Given passage>
-- begin --

Imette St. Guillen and Jennifer Moore’s tragic deaths, along with several other recent violent club incidents, highlight a growing problem in New York City: nightclubs have become increasingly dangerous (“Cameras, Scanners: The Answer?” by Duncan Osborne, and “Christine Quinn’s Privacy Misstep,” by Paul Schindler, Aug. 17 – 23). It is time to take action to make them safer. Elected officials cannot stand on the sidelines when lives are in danger.

The City Council has proposed a comprehensive nightclub safety plan including the use of security cameras at nightclubs in the City. In your recent editorial, you question whether this plan unnecessarily compromises personal privacy, especially for LGBT individuals.

We at the City Council understand the importance of protecting individual privacy, particularly as we deploy new, high technology law enforcement tools and expand the reach of the law. We are committed to working with New Yorkers, civil liberties advocates, and law enforcement to ensure that as we strengthen public safety, we protect individual privacy.

We have proposed that nightclubs use security cameras because we believe that they will serve as an important tool for law enforcement to fight nightclub crime. The cameras will be there to collect evidence of criminal activity – not to spy on personal lives. But, we are aware of the potential for misuse of videotaped information or of other information collected with ID scanners or other electronic devices. We are committed to developing clear guidelines for club owners and law enforcement on how and when to collect, use, retain, and destroy this information so that we can keep our streets and nightlife safe without causing an unwarranted invasion of individual privacy.

Christine C. Quinn

Speaker

New York City Council

That Dog Didn’t Hunt

July 27, 2005

To the Editor:

I would like to suggest that if your reviewer Christopher Byrne is going to fillet my play—or anyone else’s for that matter—in his reviews, that he at least have the common courtesy and professionalism to get his facts straight (“Gone to the Dogs,” Jul. 27 – Aug. 2).

-- end --

Given material>

-- begin --

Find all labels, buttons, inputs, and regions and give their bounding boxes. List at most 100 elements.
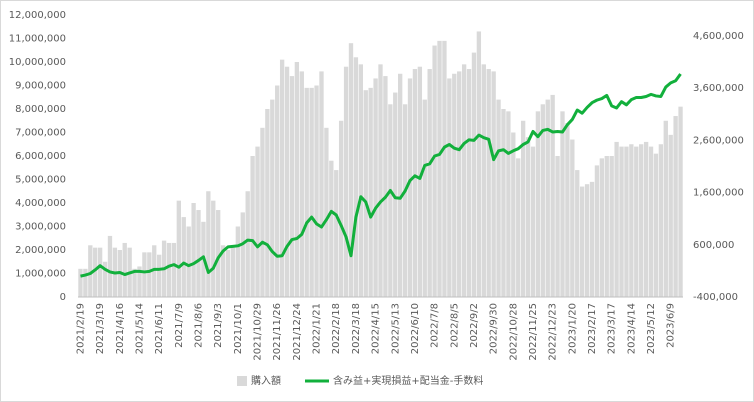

-- end --

Task directions> Reproduce the letters to the editor word for word, starting with "The City Council has" and going on through "for LGBT individuals.".

Result below>
The City Council has proposed a comprehensive nightclub safety plan including the use of security cameras at nightclubs in the City. In your recent editorial, you question whether this plan unnecessarily compromises personal privacy, especially for LGBT individuals.